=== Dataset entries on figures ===
########
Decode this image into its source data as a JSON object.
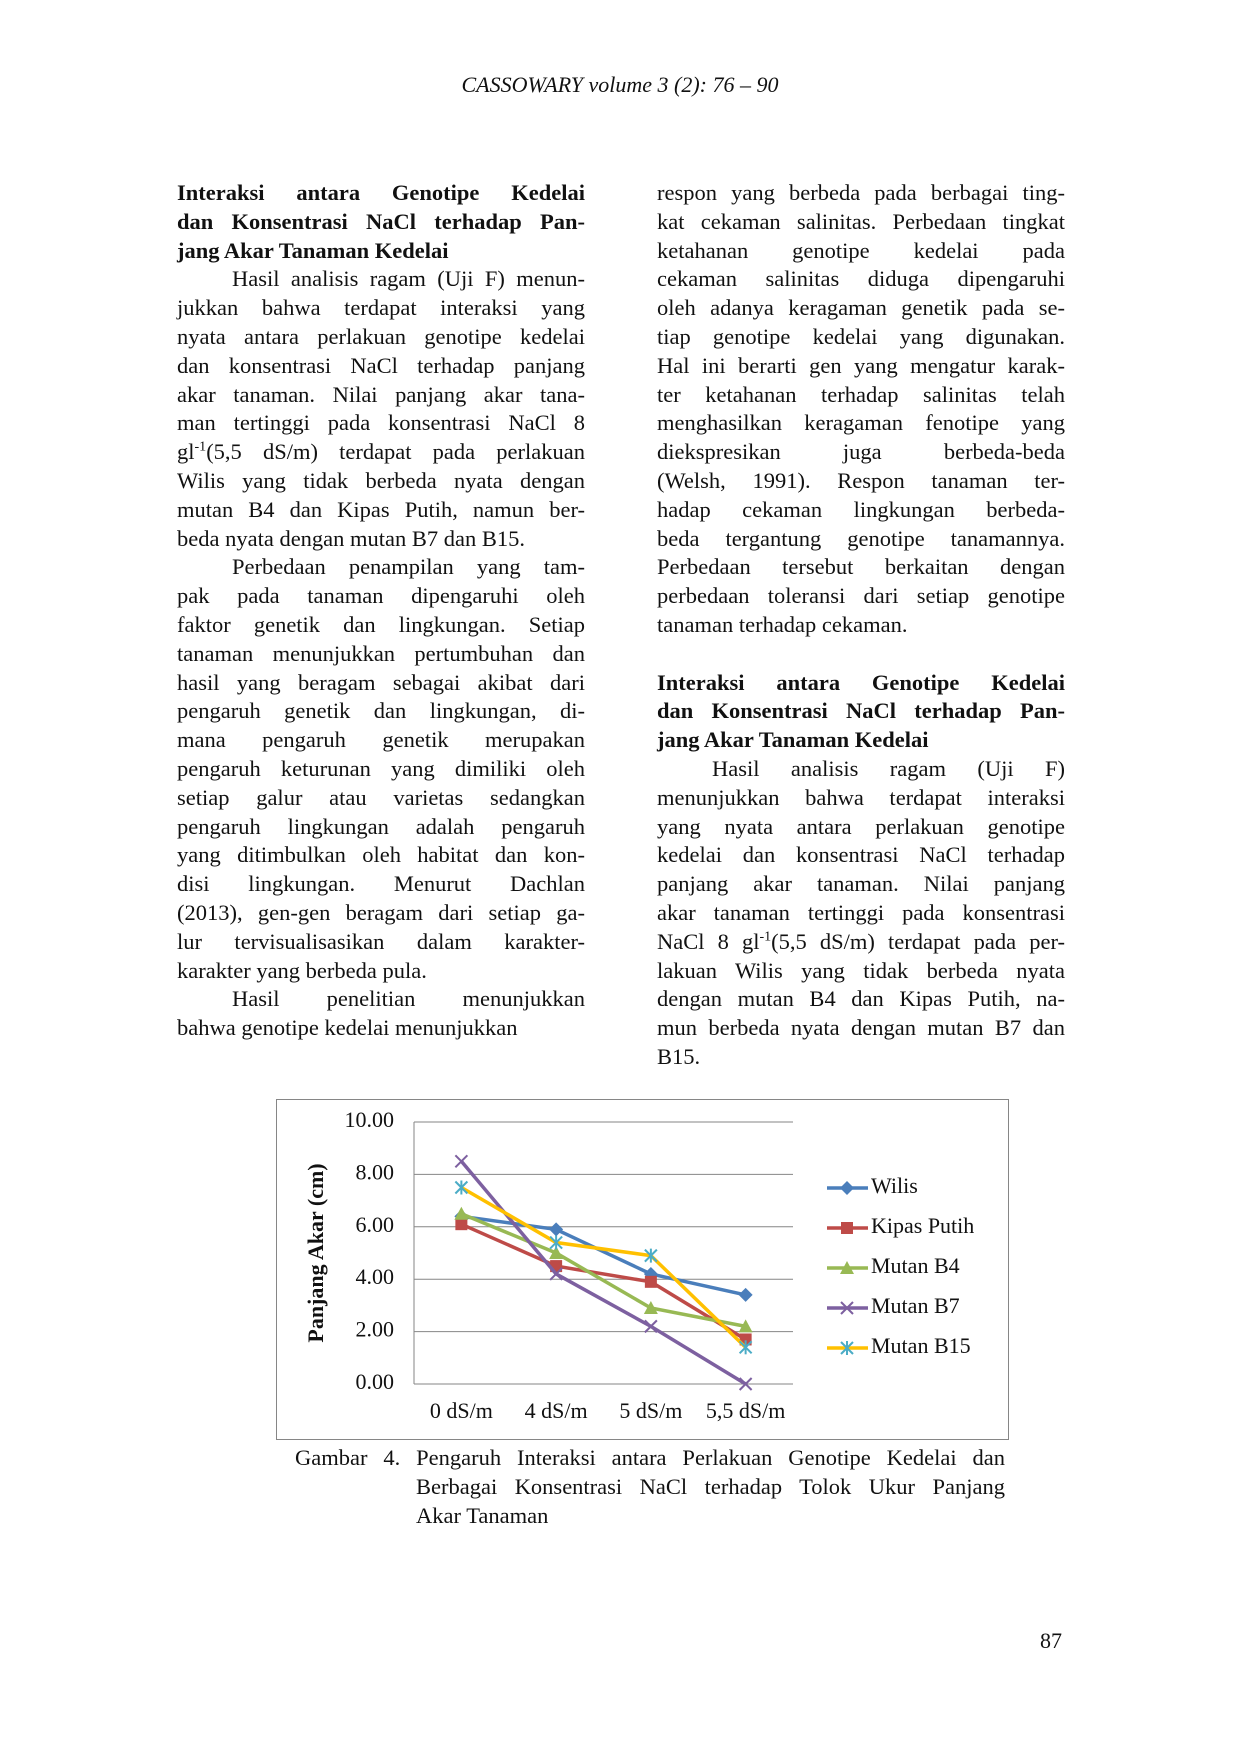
{
  "header": "CASSOWARY volume 3 (2): 76 – 90",
  "left_column": [
    {
      "kind": "heading",
      "lines": [
        "Interaksi antara Genotipe Kedelai",
        "dan Konsentrasi NaCl terhadap Pan-",
        "jang Akar Tanaman Kedelai"
      ]
    },
    {
      "kind": "paragraph",
      "lines": [
        "Hasil analisis ragam (Uji F) menun-",
        "jukkan bahwa terdapat interaksi yang",
        "nyata antara perlakuan genotipe kedelai",
        "dan konsentrasi NaCl terhadap panjang",
        "akar tanaman. Nilai panjang akar tana-",
        "man tertinggi pada konsentrasi NaCl 8",
        [
          "gl",
          {
            "sup": "-1"
          },
          "(5,5 dS/m) terdapat pada perlakuan"
        ],
        "Wilis yang tidak berbeda nyata dengan",
        "mutan B4 dan Kipas Putih, namun ber-",
        "beda nyata dengan mutan B7 dan B15."
      ]
    },
    {
      "kind": "paragraph",
      "lines": [
        "Perbedaan penampilan yang tam-",
        "pak pada tanaman dipengaruhi oleh",
        "faktor genetik dan lingkungan. Setiap",
        "tanaman menunjukkan pertumbuhan dan",
        "hasil yang beragam sebagai akibat dari",
        "pengaruh genetik dan lingkungan, di-",
        "mana pengaruh genetik merupakan",
        "pengaruh keturunan yang dimiliki oleh",
        "setiap galur atau varietas sedangkan",
        "pengaruh lingkungan adalah pengaruh",
        "yang ditimbulkan oleh habitat dan kon-",
        "disi lingkungan. Menurut Dachlan",
        "(2013), gen-gen beragam dari setiap ga-",
        "lur tervisualisasikan dalam karakter-",
        "karakter yang berbeda pula."
      ]
    },
    {
      "kind": "paragraph",
      "lines": [
        "Hasil penelitian menunjukkan",
        "bahwa genotipe kedelai menunjukkan"
      ]
    }
  ],
  "right_column": [
    {
      "kind": "continuation",
      "lines": [
        "respon yang berbeda pada berbagai ting-",
        "kat cekaman salinitas. Perbedaan tingkat",
        "ketahanan genotipe kedelai pada",
        "cekaman salinitas diduga dipengaruhi",
        "oleh adanya keragaman genetik pada se-",
        "tiap genotipe kedelai yang digunakan.",
        "Hal ini berarti gen yang mengatur karak-",
        "ter ketahanan terhadap salinitas telah",
        "menghasilkan keragaman fenotipe yang",
        "diekspresikan juga berbeda-beda",
        "(Welsh, 1991). Respon tanaman ter-",
        "hadap cekaman lingkungan berbeda-",
        "beda tergantung genotipe tanamannya.",
        "Perbedaan tersebut berkaitan dengan",
        "perbedaan toleransi dari setiap genotipe",
        "tanaman terhadap cekaman."
      ]
    },
    {
      "kind": "heading",
      "lines": [
        "Interaksi antara Genotipe Kedelai",
        "dan Konsentrasi NaCl terhadap Pan-",
        "jang Akar Tanaman Kedelai"
      ]
    },
    {
      "kind": "paragraph",
      "lines": [
        "Hasil analisis ragam (Uji F)",
        "menunjukkan bahwa terdapat interaksi",
        "yang nyata antara perlakuan genotipe",
        "kedelai dan konsentrasi NaCl terhadap",
        "panjang akar tanaman. Nilai panjang",
        "akar tanaman tertinggi pada konsentrasi",
        [
          "NaCl 8 gl",
          {
            "sup": "-1"
          },
          "(5,5 dS/m) terdapat pada per-"
        ],
        "lakuan Wilis yang tidak berbeda nyata",
        "dengan mutan B4 dan Kipas Putih, na-",
        "mun berbeda nyata dengan mutan B7 dan",
        "B15."
      ]
    }
  ],
  "chart_data": {
    "type": "line",
    "y_label": "Panjang Akar (cm)",
    "categories": [
      "0 dS/m",
      "4 dS/m",
      "5 dS/m",
      "5,5 dS/m"
    ],
    "ylim": [
      0,
      10
    ],
    "yticks": [
      {
        "value": 0,
        "label": "0.00"
      },
      {
        "value": 2,
        "label": "2.00"
      },
      {
        "value": 4,
        "label": "4.00"
      },
      {
        "value": 6,
        "label": "6.00"
      },
      {
        "value": 8,
        "label": "8.00"
      },
      {
        "value": 10,
        "label": "10.00"
      }
    ],
    "grid": true,
    "legend": "right",
    "series": [
      {
        "name": "Wilis",
        "color": "#4a7ebb",
        "marker": "diamond",
        "values": [
          6.4,
          5.9,
          4.2,
          3.4
        ]
      },
      {
        "name": "Kipas Putih",
        "color": "#be4b48",
        "marker": "square",
        "values": [
          6.1,
          4.5,
          3.9,
          1.7
        ]
      },
      {
        "name": "Mutan B4",
        "color": "#98b954",
        "marker": "triangle",
        "values": [
          6.5,
          5.0,
          2.9,
          2.2
        ]
      },
      {
        "name": "Mutan B7",
        "color": "#7d60a0",
        "marker": "x",
        "values": [
          8.5,
          4.2,
          2.2,
          0.0
        ]
      },
      {
        "name": "Mutan B15",
        "color": "#ffc000",
        "marker": "star",
        "marker_color": "#4bacc6",
        "values": [
          7.5,
          5.4,
          4.9,
          1.4
        ]
      }
    ]
  },
  "caption": [
    "Gambar 4. Pengaruh Interaksi antara Perlakuan Genotipe Kedelai dan",
    "Berbagai Konsentrasi NaCl terhadap Tolok Ukur Panjang",
    "Akar Tanaman"
  ],
  "page_number": "87"
}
########
From the material, report only how many lines include the word "ketahanan".

=== FULL ANSWER ===
2